## [Task prompt]
Report, word for word, every line of the material that contains "tokens".
-- START OF Task inputs --
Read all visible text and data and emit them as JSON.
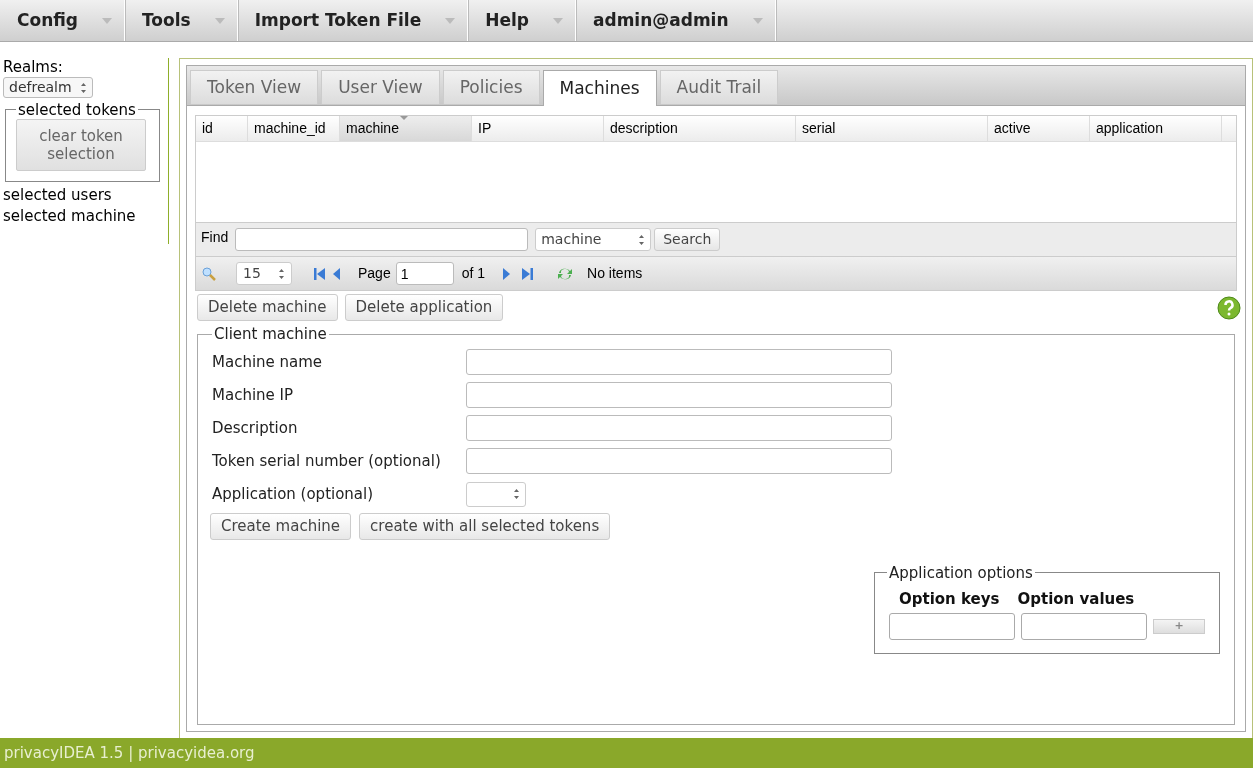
{
  "menu": [
    {
      "label": "Config"
    },
    {
      "label": "Tools"
    },
    {
      "label": "Import Token File"
    },
    {
      "label": "Help"
    },
    {
      "label": "admin@admin"
    }
  ],
  "sidebar": {
    "realms_label": "Realms:",
    "realm_select": "defrealm",
    "selected_tokens_legend": "selected tokens",
    "clear_button": "clear token selection",
    "selected_users": "selected users",
    "selected_machine": "selected machine"
  },
  "tabs": [
    {
      "label": "Token View",
      "selected": false
    },
    {
      "label": "User View",
      "selected": false
    },
    {
      "label": "Policies",
      "selected": false
    },
    {
      "label": "Machines",
      "selected": true
    },
    {
      "label": "Audit Trail",
      "selected": false
    }
  ],
  "table": {
    "columns": [
      {
        "label": "id",
        "sorted": false
      },
      {
        "label": "machine_id",
        "sorted": false
      },
      {
        "label": "machine",
        "sorted": true
      },
      {
        "label": "IP",
        "sorted": false
      },
      {
        "label": "description",
        "sorted": false
      },
      {
        "label": "serial",
        "sorted": false
      },
      {
        "label": "active",
        "sorted": false
      },
      {
        "label": "application",
        "sorted": false
      }
    ]
  },
  "find": {
    "label": "Find",
    "field_select": "machine",
    "button": "Search"
  },
  "pager": {
    "page_size": "15",
    "page_label": "Page",
    "page": "1",
    "of": "of 1",
    "status": "No items"
  },
  "actions": [
    "Delete machine",
    "Delete application"
  ],
  "client_machine": {
    "legend": "Client machine",
    "fields": [
      {
        "label": "Machine name",
        "kind": "text"
      },
      {
        "label": "Machine IP",
        "kind": "text"
      },
      {
        "label": "Description",
        "kind": "text"
      },
      {
        "label": "Token serial number (optional)",
        "kind": "text"
      },
      {
        "label": "Application (optional)",
        "kind": "select"
      }
    ],
    "buttons": [
      "Create machine",
      "create with all selected tokens"
    ],
    "app_options": {
      "legend": "Application options",
      "key_header": "Option keys",
      "value_header": "Option values",
      "add_button": "+"
    }
  },
  "footer": "privacyIDEA 1.5 | privacyidea.org"
}
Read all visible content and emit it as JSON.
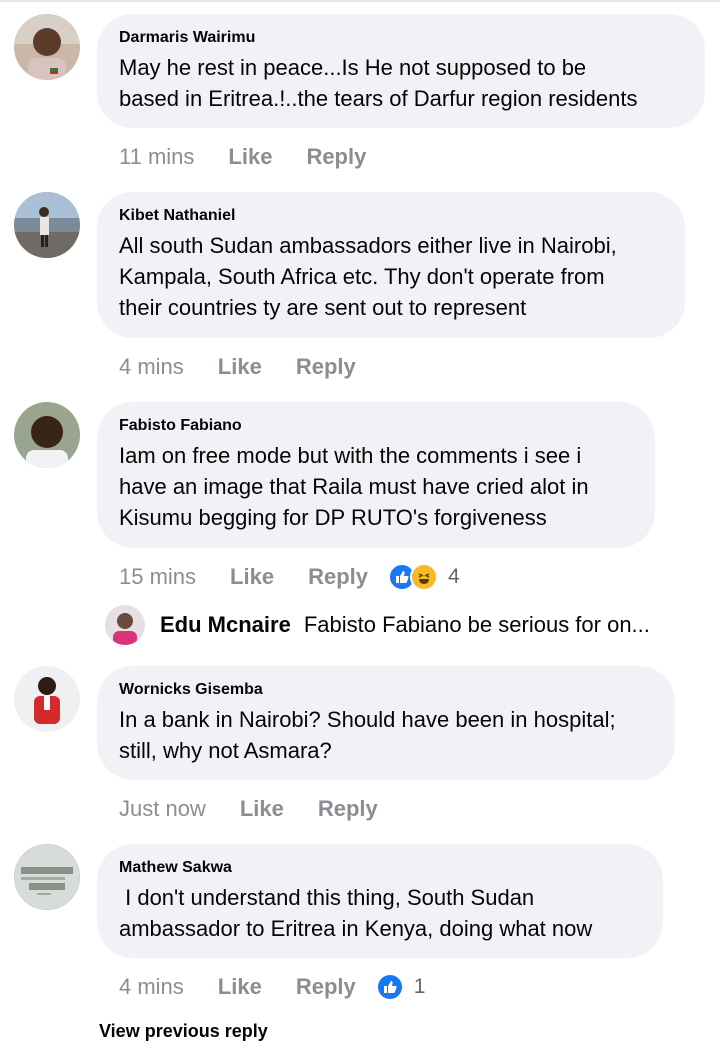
{
  "comments": [
    {
      "author": "Darmaris Wairimu",
      "lines": [
        "May he rest in peace...Is He not supposed to be",
        "based in Eritrea.!..the tears of Darfur region residents"
      ],
      "time": "11 mins",
      "like": "Like",
      "reply": "Reply",
      "avatar": "avatar-photo"
    },
    {
      "author": "Kibet Nathaniel",
      "lines": [
        "All south Sudan ambassadors either live in Nairobi,",
        "Kampala, South Africa etc. Thy don't operate from",
        "their countries ty are sent out to represent"
      ],
      "time": "4 mins",
      "like": "Like",
      "reply": "Reply",
      "avatar": "avatar-photo"
    },
    {
      "author": "Fabisto Fabiano",
      "lines": [
        "Iam on free mode but with the comments i see i",
        "have an image that Raila must have cried alot in",
        "Kisumu begging for DP RUTO's forgiveness"
      ],
      "time": "15 mins",
      "like": "Like",
      "reply": "Reply",
      "reactions": {
        "icons": [
          "like-reaction-icon",
          "haha-reaction-icon"
        ],
        "count": "4"
      },
      "avatar": "avatar-photo"
    },
    {
      "author": "Wornicks Gisemba",
      "lines": [
        "In a bank in Nairobi? Should have been in hospital;",
        "still, why not Asmara?"
      ],
      "time": "Just now",
      "like": "Like",
      "reply": "Reply",
      "avatar": "avatar-photo"
    },
    {
      "author": "Mathew Sakwa",
      "lines": [
        " I don't understand this thing, South Sudan",
        "ambassador to Eritrea in Kenya, doing what now"
      ],
      "time": "4 mins",
      "like": "Like",
      "reply": "Reply",
      "reactions": {
        "icons": [
          "like-reaction-icon"
        ],
        "count": "1"
      },
      "avatar": "avatar-photo"
    }
  ],
  "reply_preview": {
    "author": "Edu Mcnaire",
    "text": "Fabisto Fabiano be serious for on..."
  },
  "view_previous_reply": "View previous reply",
  "colors": {
    "bubble": "#f0f2f5",
    "text": "#050505",
    "meta": "#8a8d91",
    "like_blue": "#1877f2",
    "haha_yellow": "#f7b928"
  }
}
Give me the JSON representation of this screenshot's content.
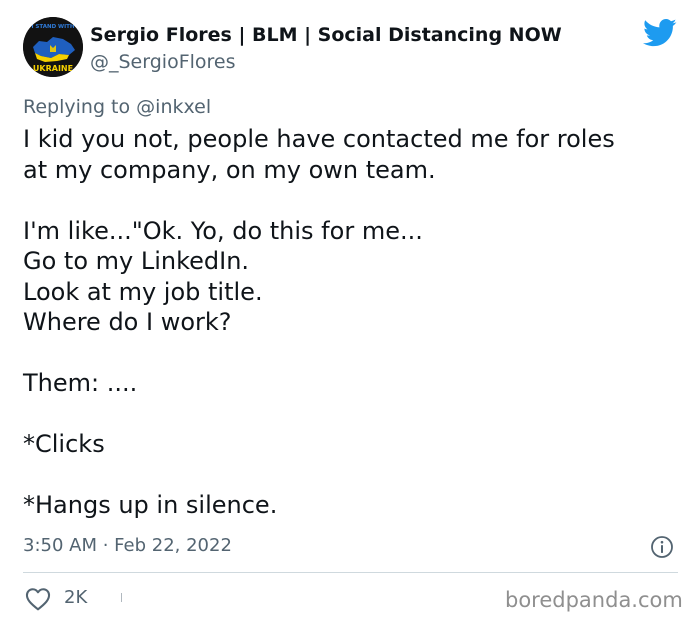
{
  "author": {
    "display_name": "Sergio Flores | BLM | Social Distancing NOW",
    "handle": "@_SergioFlores",
    "avatar_icon": "ukraine-map-avatar",
    "avatar_texts": [
      "I STAND WITH",
      "UKRAINE"
    ]
  },
  "reply": {
    "prefix": "Replying to",
    "mention": "@inkxel"
  },
  "tweet": {
    "lines": [
      "I kid you not, people have contacted me for roles",
      "at my company, on my own team.",
      "",
      "I'm like...\"Ok. Yo, do this for me...",
      "Go to my LinkedIn.",
      "Look at my job title.",
      "Where do I work?",
      "",
      "Them: ....",
      "",
      "*Clicks",
      "",
      "*Hangs up in silence."
    ]
  },
  "meta": {
    "timestamp": "3:50 AM · Feb 22, 2022"
  },
  "engagement": {
    "likes": "2K",
    "like_icon": "heart-icon"
  },
  "watermark": "boredpanda.com",
  "colors": {
    "text": "#0f1419",
    "secondary": "#536471",
    "twitter_blue": "#1d9bf0",
    "ukraine_blue": "#1f5fbf",
    "ukraine_yellow": "#f5d000"
  }
}
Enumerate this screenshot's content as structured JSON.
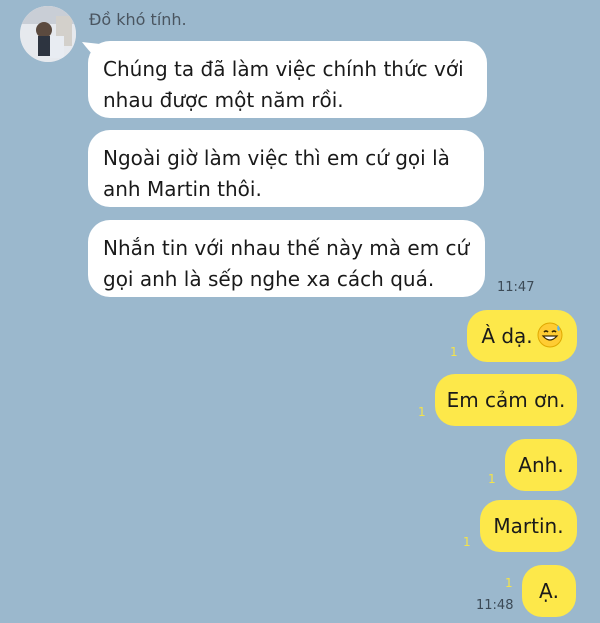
{
  "sender": {
    "name": "Đồ khó tính."
  },
  "incoming": [
    {
      "text": "Chúng ta đã làm việc chính thức với nhau được một năm rồi."
    },
    {
      "text": "Ngoài giờ làm việc thì em cứ gọi là anh Martin thôi."
    },
    {
      "text": "Nhắn tin với nhau thế này mà em cứ gọi anh là sếp nghe xa cách quá."
    }
  ],
  "incoming_time": "11:47",
  "outgoing": [
    {
      "text": "À dạ.",
      "read": "1",
      "emoji": "grinning-sweat-emoji-icon"
    },
    {
      "text": "Em cảm ơn.",
      "read": "1"
    },
    {
      "text": "Anh.",
      "read": "1"
    },
    {
      "text": "Martin.",
      "read": "1"
    },
    {
      "text": "Ạ.",
      "read": "1"
    }
  ],
  "outgoing_time": "11:48",
  "colors": {
    "background": "#9bb8cd",
    "incoming_bubble": "#ffffff",
    "outgoing_bubble": "#fde84a",
    "read_count": "#f4e34a"
  }
}
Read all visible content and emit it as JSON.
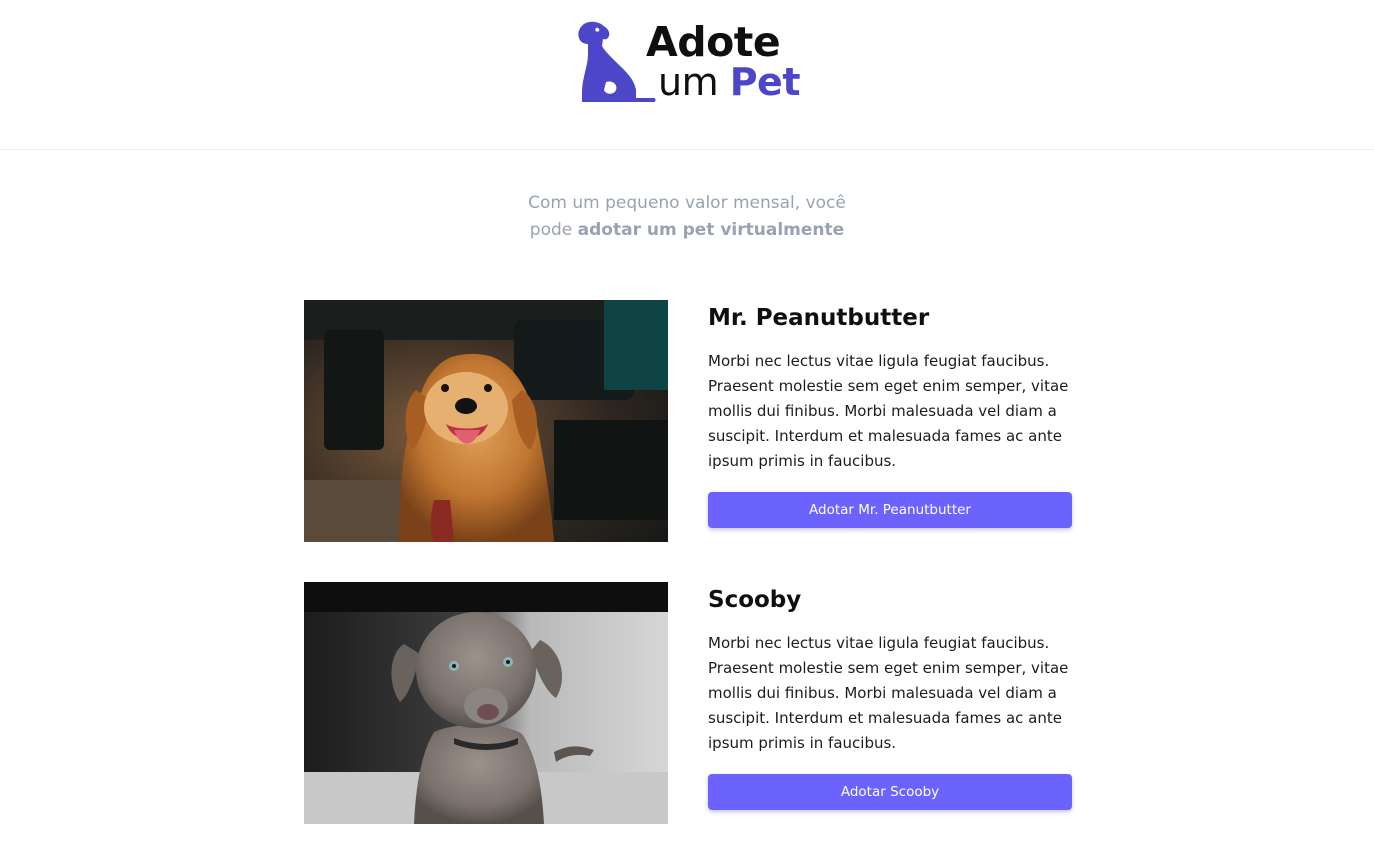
{
  "header": {
    "logo": {
      "line1": "Adote",
      "line2_prefix": "um",
      "line2_accent": "Pet"
    }
  },
  "intro": {
    "line1": "Com um pequeno valor mensal, você",
    "line2_prefix": "pode",
    "line2_bold": "adotar um pet virtualmente"
  },
  "pets": [
    {
      "name": "Mr. Peanutbutter",
      "description": "Morbi nec lectus vitae ligula feugiat faucibus. Praesent molestie sem eget enim semper, vitae mollis dui finibus. Morbi malesuada vel diam a suscipit. Interdum et malesuada fames ac ante ipsum primis in faucibus.",
      "button_label": "Adotar Mr. Peanutbutter",
      "photo_icon": "golden-retriever-photo"
    },
    {
      "name": "Scooby",
      "description": "Morbi nec lectus vitae ligula feugiat faucibus. Praesent molestie sem eget enim semper, vitae mollis dui finibus. Morbi malesuada vel diam a suscipit. Interdum et malesuada fames ac ante ipsum primis in faucibus.",
      "button_label": "Adotar Scooby",
      "photo_icon": "weimaraner-puppy-photo"
    }
  ],
  "colors": {
    "brand": "#4e46c9",
    "button": "#6c63ff",
    "muted_text": "#9aa2b1",
    "heading": "#0f0f10"
  }
}
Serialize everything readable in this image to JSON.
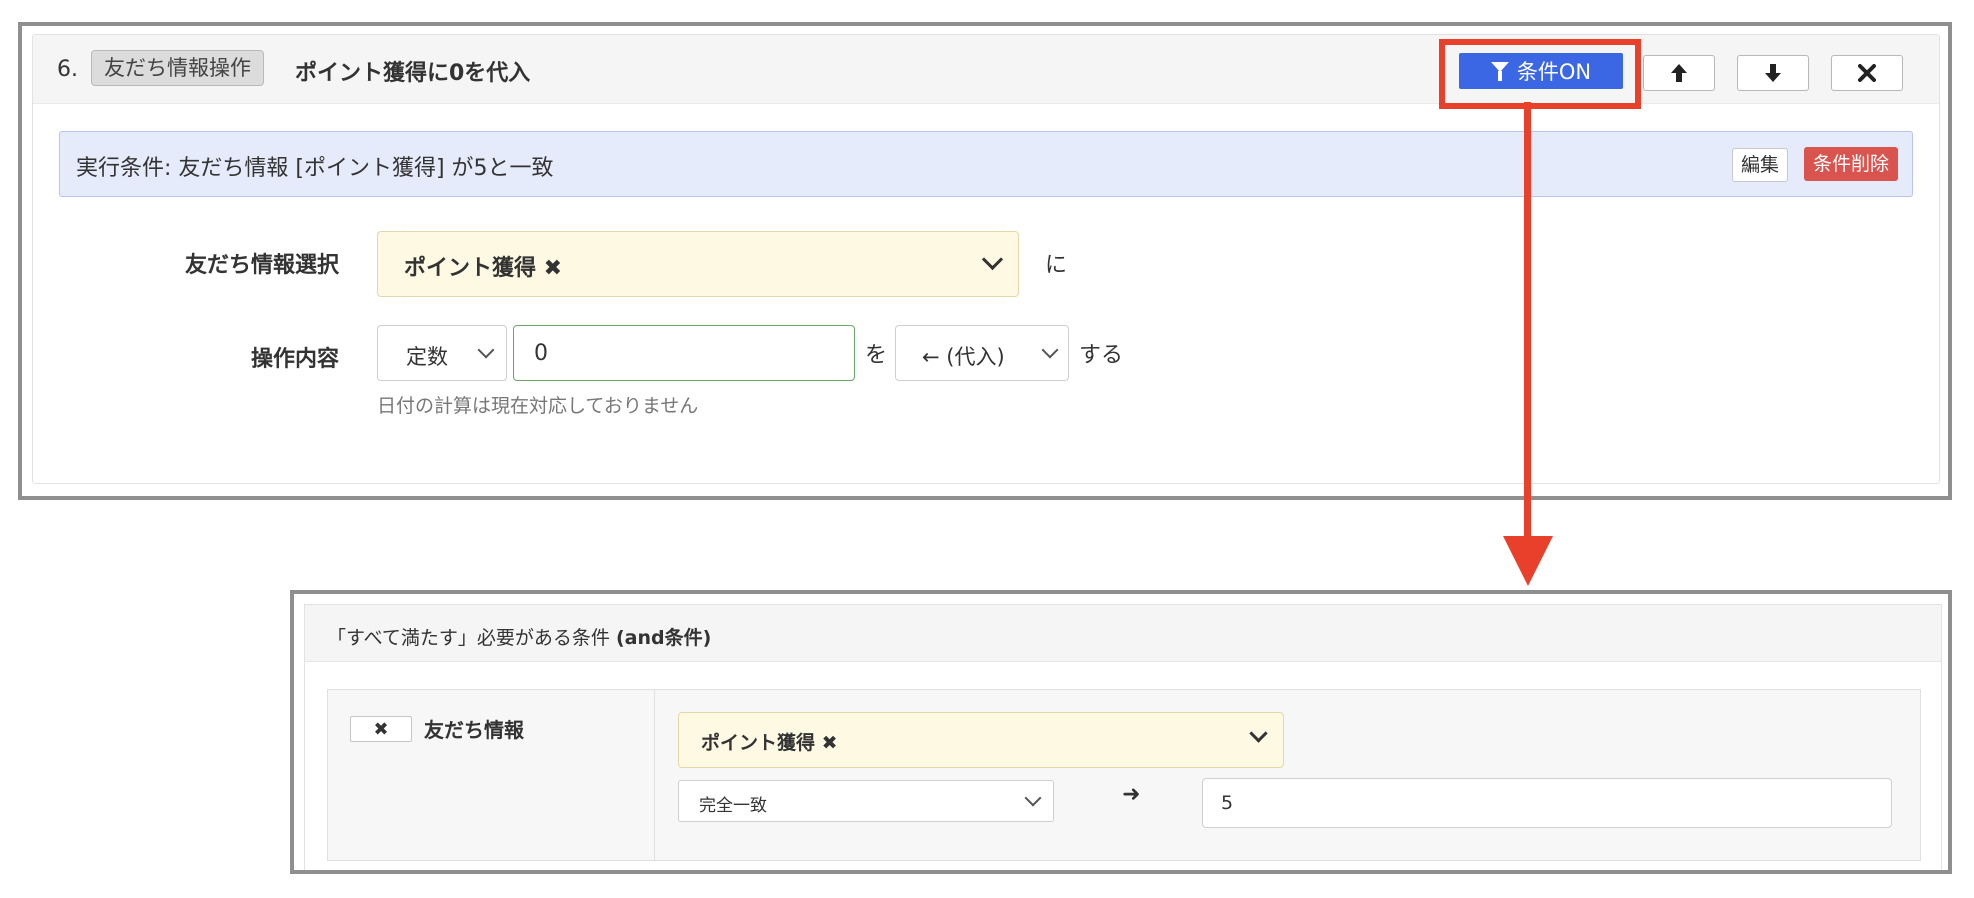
-- END OF Task inputs --
## [Full output]
    "selected_tokens_legend": "selected tokens",
      "create with all selected tokens"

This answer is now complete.